* [WHAT TO DO]:
**a.** Using the passage on Jacobian columns, decide whether each statement agrees with it: (i) the first column of the Jacobian represents the edges leading into $z^3_1$ from $\hat{y}_1,\hat{y}_2,\hat{y}_3$; (ii) the rows of the Jacobian represent the edges leading into $z^3_1, z^3_2, z^3_3$; (iii) this pattern will rarely be seen during the derivation of backpropagation. Answer yes or no for each and quote the words that decide it.
**b.** Print everything in the passage on Jacobian columns from "In fact this" down to "in layer $l-1$.".

* [QUOTED TEXT]:
One interesting observation is that the columns of the Jacobian represents the edges leading into $z^3_1, z^3_2, z^3_3$. For example the first column of the Jacobian represents the edges leading into $z^3_1$ from $\hat{y}_1,\hat{y}_2,\hat{y}_3$.

In fact this something that we will see often during the derivation of backpropagation whereby the columns of the Jacobian between layer $l$ and layer $l-1$  represents the edges leading in from layer $l$ to a node in layer $l-1$.

* [DATA PROVIDED]:
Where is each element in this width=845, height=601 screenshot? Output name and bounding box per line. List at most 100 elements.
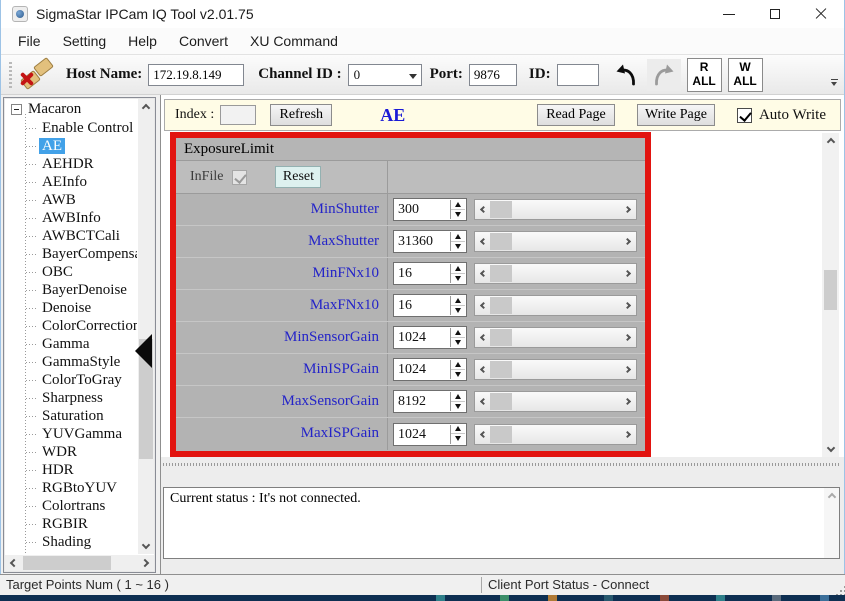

* [RESULTS FOR THE EXERCISE]:
**a.**
(i) Yes: "the first column of the Jacobian represents the edges leading into $z^3_1$ from $\hat{y}_1,\hat{y}_2,\hat{y}_3$"
(ii) No: "the columns of the Jacobian represents the edges leading into $z^3_1, z^3_2, z^3_3$"
(iii) No: "this something that we will see often during the derivation of backpropagation"

**b.**
In fact this something that we will see often during the derivation of backpropagation whereby the columns of the Jacobian between layer $l$ and layer $l-1$  represents the edges leading in from layer $l$ to a node in layer $l-1$.